▶ [TASK REQUIREMENTS]: Below is a listing; write it out exactly and drop any images from it.
--- Begin DATA TO USE ---
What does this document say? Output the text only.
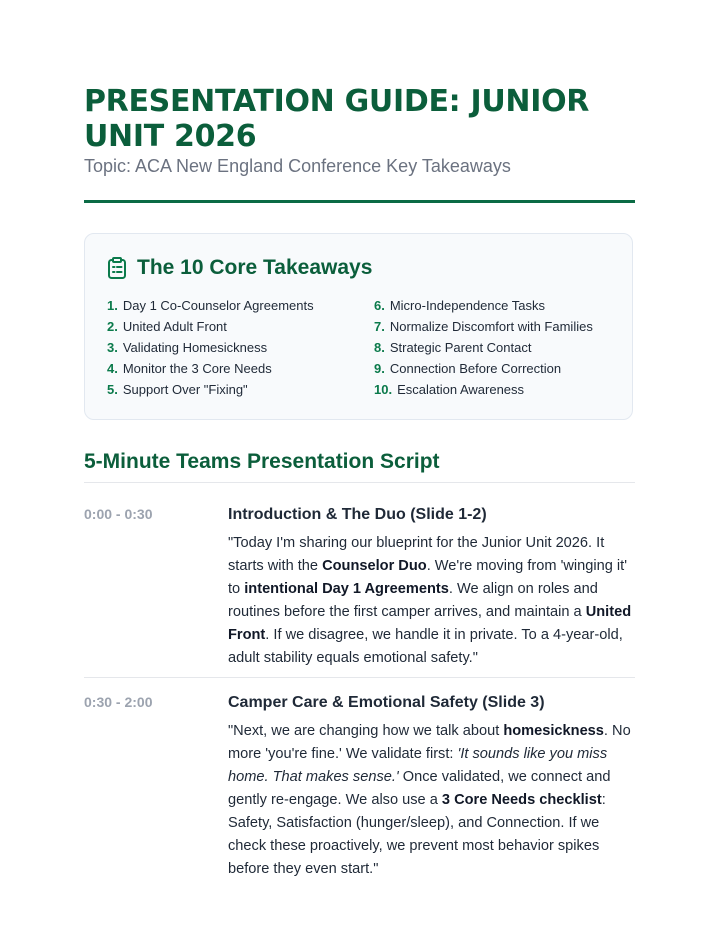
PRESENTATION GUIDE: JUNIOR UNIT 2026

Topic: ACA New England Conference Key Takeaways

The 10 Core Takeaways
1. Day 1 Co-Counselor Agreements
2. United Adult Front
3. Validating Homesickness
4. Monitor the 3 Core Needs
5. Support Over "Fixing"
6. Micro-Independence Tasks
7. Normalize Discomfort with Families
8. Strategic Parent Contact
9. Connection Before Correction
10. Escalation Awareness
5-Minute Teams Presentation Script
0:00 - 0:30	Introduction & The Duo (Slide 1-2)

"Today I'm sharing our blueprint for the Junior Unit 2026. It starts with the Counselor Duo. We're moving from 'winging it' to intentional Day 1 Agreements. We align on roles and routines before the first camper arrives, and maintain a United Front. If we disagree, we handle it in private. To a 4-year-old, adult stability equals emotional safety."

0:30 - 2:00	Camper Care & Emotional Safety (Slide 3)

"Next, we are changing how we talk about homesickness. No more 'you're fine.' We validate first: 'It sounds like you miss home. That makes sense.' Once validated, we connect and gently re-engage. We also use a 3 Core Needs checklist: Safety, Satisfaction (hunger/sleep), and Connection. If we check these proactively, we prevent most behavior spikes before they even start."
--- End DATA TO USE ---
▶ [ANSWER TO THE PROBLEM]:
What does this document say? Output the text only.
PRESENTATION GUIDE: JUNIOR UNIT 2026

Topic: ACA New England Conference Key Takeaways

The 10 Core Takeaways
1. Day 1 Co-Counselor Agreements
2. United Adult Front
3. Validating Homesickness
4. Monitor the 3 Core Needs
5. Support Over "Fixing"
6. Micro-Independence Tasks
7. Normalize Discomfort with Families
8. Strategic Parent Contact
9. Connection Before Correction
10. Escalation Awareness
5-Minute Teams Presentation Script
0:00 - 0:30	Introduction & The Duo (Slide 1-2)

"Today I'm sharing our blueprint for the Junior Unit 2026. It starts with the Counselor Duo. We're moving from 'winging it' to intentional Day 1 Agreements. We align on roles and routines before the first camper arrives, and maintain a United Front. If we disagree, we handle it in private. To a 4-year-old, adult stability equals emotional safety."

0:30 - 2:00	Camper Care & Emotional Safety (Slide 3)

"Next, we are changing how we talk about homesickness. No more 'you're fine.' We validate first: 'It sounds like you miss home. That makes sense.' Once validated, we connect and gently re-engage. We also use a 3 Core Needs checklist: Safety, Satisfaction (hunger/sleep), and Connection. If we check these proactively, we prevent most behavior spikes before they even start."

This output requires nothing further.